• **Work instructions**
Output the lines below exactly as they appear, starting at the line containing "tab-separator: | (681, 777, 685, 791)" and ending after the line containing "tab-9[interactable]: 地方局 (819, 775, 861, 792)".

(Element and region data)
§

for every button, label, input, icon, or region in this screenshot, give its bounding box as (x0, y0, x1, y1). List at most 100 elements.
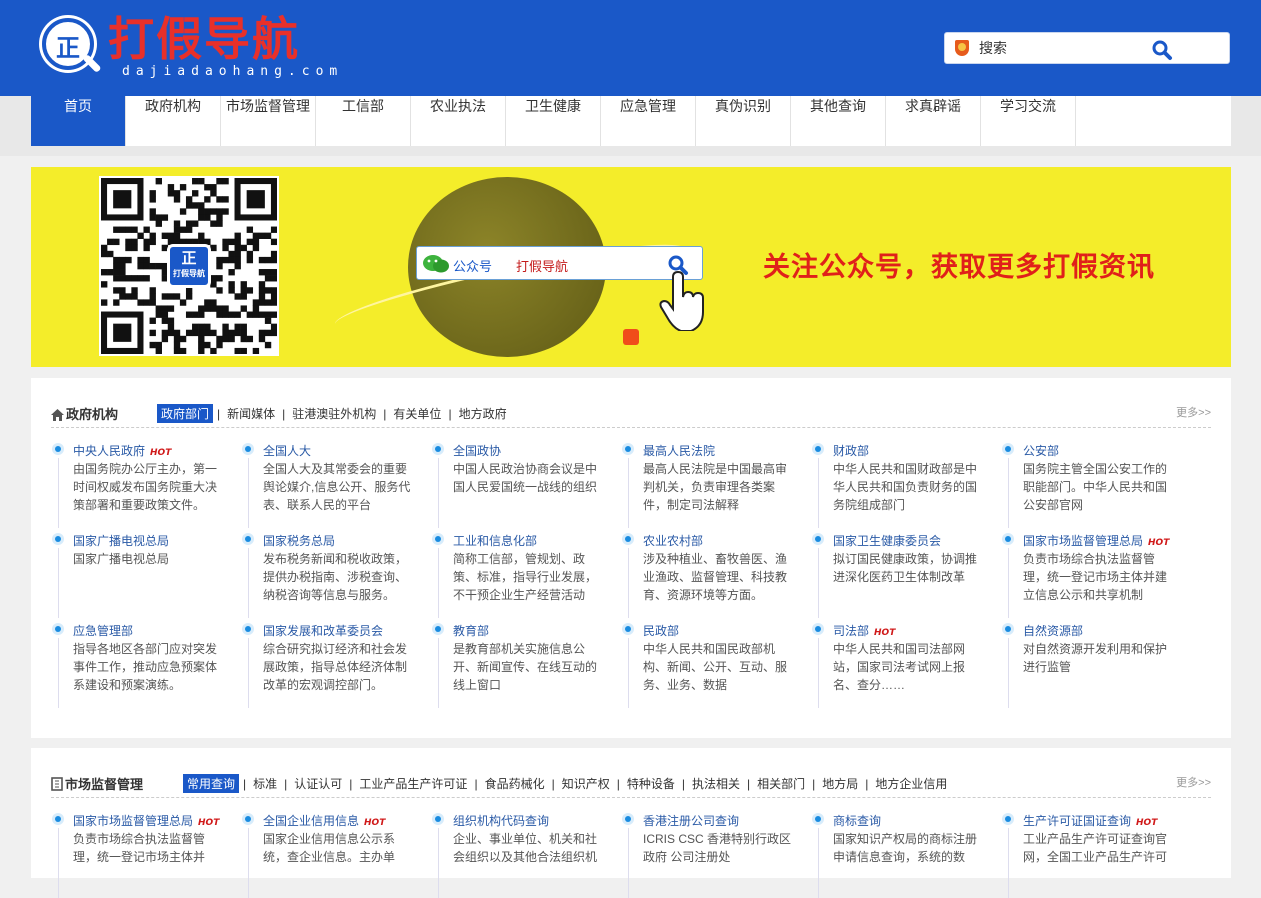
tab-separator: | (681, 777, 685, 791)
tab-7[interactable]: 执法相关 (689, 775, 743, 792)
main-nav: 首页 政府机构 市场监督管理 工信部 农业执法 卫生健康 应急管理 真伪识别 其… (31, 96, 1231, 146)
tab-8[interactable]: 相关部门 (754, 775, 808, 792)
tab-separator: | (349, 777, 353, 791)
item-title[interactable]: 自然资源部 (1023, 622, 1083, 639)
bullet-dot (815, 446, 821, 452)
tab-local-gov[interactable]: 地方政府 (456, 405, 510, 422)
item-description: 发布税务新闻和税收政策，提供办税指南、涉税查询、纳税咨询等信息与服务。 (263, 552, 408, 602)
slider-indicator[interactable] (623, 329, 639, 345)
item-title[interactable]: 国家卫生健康委员会 (833, 532, 941, 549)
tab-4[interactable]: 食品药械化 (482, 775, 548, 792)
tab-9[interactable]: 地方局 (819, 775, 861, 792)
more-link[interactable]: 更多>> (1176, 774, 1211, 790)
item-title-text: 国家市场监督管理总局 (73, 814, 194, 828)
item-title[interactable]: 农业农村部 (643, 532, 703, 549)
tab-3[interactable]: 工业产品生产许可证 (356, 775, 470, 792)
item-description: 负责市场综合执法监督管理，统一登记市场主体并 (73, 832, 206, 864)
bullet-dot (55, 816, 61, 822)
item-title[interactable]: 民政部 (643, 622, 679, 639)
tab-separator: | (474, 777, 478, 791)
tab-5[interactable]: 知识产权 (559, 775, 613, 792)
wechat-icon (423, 255, 449, 273)
building-icon (51, 777, 63, 791)
tab-news-media[interactable]: 新闻媒体 (224, 405, 278, 422)
qr-logo-mark: 正 (181, 249, 197, 267)
home-icon (51, 409, 64, 421)
logo-title[interactable]: 打假导航 (108, 14, 300, 64)
bullet-dot (245, 536, 251, 542)
qr-logo: 正打假导航 (167, 244, 211, 288)
tab-10[interactable]: 地方企业信用 (872, 775, 950, 792)
bullet-dot (625, 536, 631, 542)
tab-separator: | (616, 777, 620, 791)
item-title[interactable]: 最高人民法院 (643, 442, 715, 459)
item-title[interactable]: 财政部 (833, 442, 869, 459)
nav-item-rumor-debunk[interactable]: 求真辟谣 (886, 96, 981, 146)
nav-item-market-supervision[interactable]: 市场监督管理 (221, 96, 316, 146)
logo-magnifier-handle (82, 53, 102, 74)
item-title[interactable]: 国家市场监督管理总局 HOT (1023, 532, 1169, 549)
nav-item-learning[interactable]: 学习交流 (981, 96, 1076, 146)
search-input[interactable] (979, 37, 1139, 59)
nav-item-government[interactable]: 政府机构 (126, 96, 221, 146)
nav-item-miit[interactable]: 工信部 (316, 96, 411, 146)
timeline-line (628, 828, 629, 898)
nav-item-authenticity[interactable]: 真伪识别 (696, 96, 791, 146)
bullet-dot (245, 446, 251, 452)
hot-badge: HOT (1136, 818, 1158, 828)
item-title[interactable]: 全国政协 (453, 442, 501, 459)
timeline-line (58, 828, 59, 898)
item-title[interactable]: 教育部 (453, 622, 489, 639)
tab-1[interactable]: 标准 (250, 775, 280, 792)
item-title[interactable]: 香港注册公司查询 (643, 812, 739, 829)
item-title[interactable]: 工业和信息化部 (453, 532, 537, 549)
panel-header: 市场监督管理 常用查询 | 标准 | 认证认可 | 工业产品生产许可证 | 食品药械化 | 知识产权… (51, 772, 1211, 798)
item-title[interactable]: 国家发展和改革委员会 (263, 622, 383, 639)
item-title[interactable]: 中央人民政府 HOT (73, 442, 171, 459)
item-title[interactable]: 全国企业信用信息 HOT (263, 812, 385, 829)
tab-0[interactable]: 常用查询 (183, 774, 240, 793)
nav-item-agriculture[interactable]: 农业执法 (411, 96, 506, 146)
timeline-line (248, 548, 249, 618)
bullet-dot (245, 816, 251, 822)
item-description: 国务院主管全国公安工作的职能部门。中华人民共和国公安部官网 (1023, 462, 1168, 512)
bullet-dot (55, 536, 61, 542)
tab-2[interactable]: 认证认可 (291, 775, 345, 792)
nav-item-emergency[interactable]: 应急管理 (601, 96, 696, 146)
bullet-dot (815, 816, 821, 822)
item-title[interactable]: 国家税务总局 (263, 532, 335, 549)
market-supervision-panel: 市场监督管理 常用查询 | 标准 | 认证认可 | 工业产品生产许可证 | 食品药械化 | 知识产权… (31, 748, 1231, 898)
search-icon[interactable] (1151, 39, 1173, 61)
item-title[interactable]: 生产许可证国证查询 HOT (1023, 812, 1157, 829)
tab-overseas[interactable]: 驻港澳驻外机构 (289, 405, 379, 422)
tab-related-units[interactable]: 有关单位 (390, 405, 444, 422)
nav-item-other-queries[interactable]: 其他查询 (791, 96, 886, 146)
item-title[interactable]: 公安部 (1023, 442, 1059, 459)
item-title[interactable]: 组织机构代码查询 (453, 812, 549, 829)
item-title[interactable]: 司法部 HOT (833, 622, 895, 639)
bullet-dot (435, 626, 441, 632)
tab-6[interactable]: 特种设备 (624, 775, 678, 792)
tab-separator: | (812, 777, 816, 791)
more-link[interactable]: 更多>> (1176, 404, 1211, 420)
bullet-dot (55, 446, 61, 452)
tab-separator: | (865, 777, 869, 791)
item-title-text: 国家广播电视总局 (73, 534, 170, 548)
nav-item-health[interactable]: 卫生健康 (506, 96, 601, 146)
banner[interactable]: 正打假导航 公众号 打假导航 关注公众号，获取更多打假资讯 (31, 167, 1231, 367)
item-title[interactable]: 全国人大 (263, 442, 311, 459)
tab-gov-departments[interactable]: 政府部门 (157, 404, 214, 423)
item-title[interactable]: 商标查询 (833, 812, 881, 829)
item-title-text: 国家税务总局 (263, 534, 336, 548)
timeline-line (628, 548, 629, 618)
item-title-text: 教育部 (453, 624, 490, 638)
item-title[interactable]: 应急管理部 (73, 622, 133, 639)
nav-item-home[interactable]: 首页 (31, 96, 126, 146)
tab-separator: | (243, 777, 247, 791)
item-title[interactable]: 国家广播电视总局 (73, 532, 169, 549)
item-description: 全国人大及其常委会的重要舆论媒介,信息公开、服务代表、联系人民的平台 (263, 462, 411, 512)
timeline-line (818, 638, 819, 708)
government-panel: 政府机构 政府部门 | 新闻媒体 | 驻港澳驻外机构 | 有关单位 | 地方政府 更多>> 中央… (31, 378, 1231, 738)
timeline-line (438, 638, 439, 708)
item-title[interactable]: 国家市场监督管理总局 HOT (73, 812, 219, 829)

§

• **Task result**
tab-separator: | (681, 777, 685, 791)
tab-7[interactable]: 执法相关 (689, 775, 743, 792)
main-nav: 首页 政府机构 市场监督管理 工信部 农业执法 卫生健康 应急管理 真伪识别 其… (31, 96, 1231, 146)
tab-8[interactable]: 相关部门 (754, 775, 808, 792)
tab-separator: | (349, 777, 353, 791)
item-title[interactable]: 自然资源部 (1023, 622, 1083, 639)
bullet-dot (815, 446, 821, 452)
tab-local-gov[interactable]: 地方政府 (456, 405, 510, 422)
item-description: 发布税务新闻和税收政策，提供办税指南、涉税查询、纳税咨询等信息与服务。 (263, 552, 408, 602)
slider-indicator[interactable] (623, 329, 639, 345)
item-title[interactable]: 国家卫生健康委员会 (833, 532, 941, 549)
tab-4[interactable]: 食品药械化 (482, 775, 548, 792)
tab-9[interactable]: 地方局 (819, 775, 861, 792)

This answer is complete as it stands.